#### Problem description:
Reproduce the entries in full, with no changes.

Stored data entries:
..........

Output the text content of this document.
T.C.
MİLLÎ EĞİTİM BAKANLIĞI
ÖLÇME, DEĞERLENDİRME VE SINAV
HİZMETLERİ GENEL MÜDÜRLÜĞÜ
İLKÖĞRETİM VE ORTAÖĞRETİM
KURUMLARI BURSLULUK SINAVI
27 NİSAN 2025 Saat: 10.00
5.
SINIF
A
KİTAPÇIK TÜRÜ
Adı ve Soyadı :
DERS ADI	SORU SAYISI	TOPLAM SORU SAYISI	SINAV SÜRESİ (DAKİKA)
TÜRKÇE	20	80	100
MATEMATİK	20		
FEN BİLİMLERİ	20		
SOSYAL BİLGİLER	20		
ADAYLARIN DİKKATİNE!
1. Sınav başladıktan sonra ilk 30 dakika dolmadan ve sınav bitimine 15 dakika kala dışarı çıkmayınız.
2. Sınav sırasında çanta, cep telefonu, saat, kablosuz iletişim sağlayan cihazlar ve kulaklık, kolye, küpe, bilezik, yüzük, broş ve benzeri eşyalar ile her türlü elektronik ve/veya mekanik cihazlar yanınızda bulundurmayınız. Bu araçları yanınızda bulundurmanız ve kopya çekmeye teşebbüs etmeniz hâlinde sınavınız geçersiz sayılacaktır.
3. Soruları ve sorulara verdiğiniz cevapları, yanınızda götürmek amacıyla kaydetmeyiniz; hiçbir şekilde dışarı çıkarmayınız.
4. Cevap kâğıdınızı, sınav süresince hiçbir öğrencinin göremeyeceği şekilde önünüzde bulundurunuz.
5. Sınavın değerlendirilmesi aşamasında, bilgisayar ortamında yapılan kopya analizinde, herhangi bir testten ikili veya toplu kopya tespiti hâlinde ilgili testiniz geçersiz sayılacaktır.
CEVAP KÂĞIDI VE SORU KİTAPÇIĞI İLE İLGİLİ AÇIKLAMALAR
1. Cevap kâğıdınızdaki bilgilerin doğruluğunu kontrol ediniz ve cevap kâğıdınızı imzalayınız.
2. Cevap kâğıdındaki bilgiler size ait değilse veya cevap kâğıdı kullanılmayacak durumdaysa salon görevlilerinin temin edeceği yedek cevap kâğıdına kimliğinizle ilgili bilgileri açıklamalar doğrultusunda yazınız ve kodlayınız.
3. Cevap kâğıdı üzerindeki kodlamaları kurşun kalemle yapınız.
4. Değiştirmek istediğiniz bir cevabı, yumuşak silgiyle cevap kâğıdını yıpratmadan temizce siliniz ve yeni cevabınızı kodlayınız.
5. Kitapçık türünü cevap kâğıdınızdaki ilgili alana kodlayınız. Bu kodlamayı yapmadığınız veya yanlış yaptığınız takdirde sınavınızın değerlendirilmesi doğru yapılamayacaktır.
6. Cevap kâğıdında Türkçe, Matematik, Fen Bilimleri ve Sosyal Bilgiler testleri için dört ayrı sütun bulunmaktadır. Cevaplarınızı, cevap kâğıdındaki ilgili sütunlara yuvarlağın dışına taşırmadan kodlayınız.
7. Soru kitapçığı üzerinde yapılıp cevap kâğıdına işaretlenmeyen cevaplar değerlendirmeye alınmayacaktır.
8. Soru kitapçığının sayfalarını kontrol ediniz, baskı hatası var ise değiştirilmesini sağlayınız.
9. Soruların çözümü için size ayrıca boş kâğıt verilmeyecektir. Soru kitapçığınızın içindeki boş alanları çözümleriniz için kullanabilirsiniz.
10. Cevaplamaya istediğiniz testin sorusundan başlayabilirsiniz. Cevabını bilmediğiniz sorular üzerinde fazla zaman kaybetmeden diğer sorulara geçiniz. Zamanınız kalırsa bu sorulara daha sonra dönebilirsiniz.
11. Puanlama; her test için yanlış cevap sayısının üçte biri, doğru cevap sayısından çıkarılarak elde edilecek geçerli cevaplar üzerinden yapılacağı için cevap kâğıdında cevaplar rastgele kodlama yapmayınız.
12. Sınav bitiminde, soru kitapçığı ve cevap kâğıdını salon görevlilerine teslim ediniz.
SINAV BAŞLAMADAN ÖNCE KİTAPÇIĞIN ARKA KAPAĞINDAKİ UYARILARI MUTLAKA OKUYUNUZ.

..........

#### The response:
Output the text content of this document.
T.C.
MİLLÎ EĞİTİM BAKANLIĞI
ÖLÇME, DEĞERLENDİRME VE SINAV
HİZMETLERİ GENEL MÜDÜRLÜĞÜ
İLKÖĞRETİM VE ORTAÖĞRETİM
KURUMLARI BURSLULUK SINAVI
27 NİSAN 2025 Saat: 10.00
5.
SINIF
A
KİTAPÇIK TÜRÜ
Adı ve Soyadı :
DERS ADI	SORU SAYISI	TOPLAM SORU SAYISI	SINAV SÜRESİ (DAKİKA)
TÜRKÇE	20	80	100
MATEMATİK	20		
FEN BİLİMLERİ	20		
SOSYAL BİLGİLER	20		
ADAYLARIN DİKKATİNE!
1. Sınav başladıktan sonra ilk 30 dakika dolmadan ve sınav bitimine 15 dakika kala dışarı çıkmayınız.
2. Sınav sırasında çanta, cep telefonu, saat, kablosuz iletişim sağlayan cihazlar ve kulaklık, kolye, küpe, bilezik, yüzük, broş ve benzeri eşyalar ile her türlü elektronik ve/veya mekanik cihazlar yanınızda bulundurmayınız. Bu araçları yanınızda bulundurmanız ve kopya çekmeye teşebbüs etmeniz hâlinde sınavınız geçersiz sayılacaktır.
3. Soruları ve sorulara verdiğiniz cevapları, yanınızda götürmek amacıyla kaydetmeyiniz; hiçbir şekilde dışarı çıkarmayınız.
4. Cevap kâğıdınızı, sınav süresince hiçbir öğrencinin göremeyeceği şekilde önünüzde bulundurunuz.
5. Sınavın değerlendirilmesi aşamasında, bilgisayar ortamında yapılan kopya analizinde, herhangi bir testten ikili veya toplu kopya tespiti hâlinde ilgili testiniz geçersiz sayılacaktır.
CEVAP KÂĞIDI VE SORU KİTAPÇIĞI İLE İLGİLİ AÇIKLAMALAR
1. Cevap kâğıdınızdaki bilgilerin doğruluğunu kontrol ediniz ve cevap kâğıdınızı imzalayınız.
2. Cevap kâğıdındaki bilgiler size ait değilse veya cevap kâğıdı kullanılmayacak durumdaysa salon görevlilerinin temin edeceği yedek cevap kâğıdına kimliğinizle ilgili bilgileri açıklamalar doğrultusunda yazınız ve kodlayınız.
3. Cevap kâğıdı üzerindeki kodlamaları kurşun kalemle yapınız.
4. Değiştirmek istediğiniz bir cevabı, yumuşak silgiyle cevap kâğıdını yıpratmadan temizce siliniz ve yeni cevabınızı kodlayınız.
5. Kitapçık türünü cevap kâğıdınızdaki ilgili alana kodlayınız. Bu kodlamayı yapmadığınız veya yanlış yaptığınız takdirde sınavınızın değerlendirilmesi doğru yapılamayacaktır.
6. Cevap kâğıdında Türkçe, Matematik, Fen Bilimleri ve Sosyal Bilgiler testleri için dört ayrı sütun bulunmaktadır. Cevaplarınızı, cevap kâğıdındaki ilgili sütunlara yuvarlağın dışına taşırmadan kodlayınız.
7. Soru kitapçığı üzerinde yapılıp cevap kâğıdına işaretlenmeyen cevaplar değerlendirmeye alınmayacaktır.
8. Soru kitapçığının sayfalarını kontrol ediniz, baskı hatası var ise değiştirilmesini sağlayınız.
9. Soruların çözümü için size ayrıca boş kâğıt verilmeyecektir. Soru kitapçığınızın içindeki boş alanları çözümleriniz için kullanabilirsiniz.
10. Cevaplamaya istediğiniz testin sorusundan başlayabilirsiniz. Cevabını bilmediğiniz sorular üzerinde fazla zaman kaybetmeden diğer sorulara geçiniz. Zamanınız kalırsa bu sorulara daha sonra dönebilirsiniz.
11. Puanlama; her test için yanlış cevap sayısının üçte biri, doğru cevap sayısından çıkarılarak elde edilecek geçerli cevaplar üzerinden yapılacağı için cevap kâğıdında cevaplar rastgele kodlama yapmayınız.
12. Sınav bitiminde, soru kitapçığı ve cevap kâğıdını salon görevlilerine teslim ediniz.
SINAV BAŞLAMADAN ÖNCE KİTAPÇIĞIN ARKA KAPAĞINDAKİ UYARILARI MUTLAKA OKUYUNUZ.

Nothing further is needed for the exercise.